Every line below must be reproduced exactly. Copy them all.

* Start *

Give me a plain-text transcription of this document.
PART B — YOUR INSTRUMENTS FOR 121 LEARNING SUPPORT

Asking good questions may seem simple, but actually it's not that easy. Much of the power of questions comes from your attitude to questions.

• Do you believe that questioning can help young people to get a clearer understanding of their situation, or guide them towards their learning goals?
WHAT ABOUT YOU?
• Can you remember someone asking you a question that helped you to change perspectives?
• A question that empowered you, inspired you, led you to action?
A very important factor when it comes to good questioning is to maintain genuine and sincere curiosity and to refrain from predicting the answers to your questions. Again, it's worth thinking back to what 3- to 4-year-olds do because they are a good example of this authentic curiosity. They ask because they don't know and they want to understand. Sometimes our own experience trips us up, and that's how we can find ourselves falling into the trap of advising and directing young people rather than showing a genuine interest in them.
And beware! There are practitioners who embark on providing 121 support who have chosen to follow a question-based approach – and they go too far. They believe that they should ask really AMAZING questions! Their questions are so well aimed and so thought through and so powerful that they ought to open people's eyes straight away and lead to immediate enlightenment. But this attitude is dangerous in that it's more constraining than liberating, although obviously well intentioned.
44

* End *

WRITTEN RESPONSE:
Give me a plain-text transcription of this document.
PART B — YOUR INSTRUMENTS FOR 121 LEARNING SUPPORT

Asking good questions may seem simple, but actually it's not that easy. Much of the power of questions comes from your attitude to questions.

• Do you believe that questioning can help young people to get a clearer understanding of their situation, or guide them towards their learning goals?
WHAT ABOUT YOU?
• Can you remember someone asking you a question that helped you to change perspectives?
• A question that empowered you, inspired you, led you to action?
A very important factor when it comes to good questioning is to maintain genuine and sincere curiosity and to refrain from predicting the answers to your questions. Again, it's worth thinking back to what 3- to 4-year-olds do because they are a good example of this authentic curiosity. They ask because they don't know and they want to understand. Sometimes our own experience trips us up, and that's how we can find ourselves falling into the trap of advising and directing young people rather than showing a genuine interest in them.
And beware! There are practitioners who embark on providing 121 support who have chosen to follow a question-based approach – and they go too far. They believe that they should ask really AMAZING questions! Their questions are so well aimed and so thought through and so powerful that they ought to open people's eyes straight away and lead to immediate enlightenment. But this attitude is dangerous in that it's more constraining than liberating, although obviously well intentioned.
44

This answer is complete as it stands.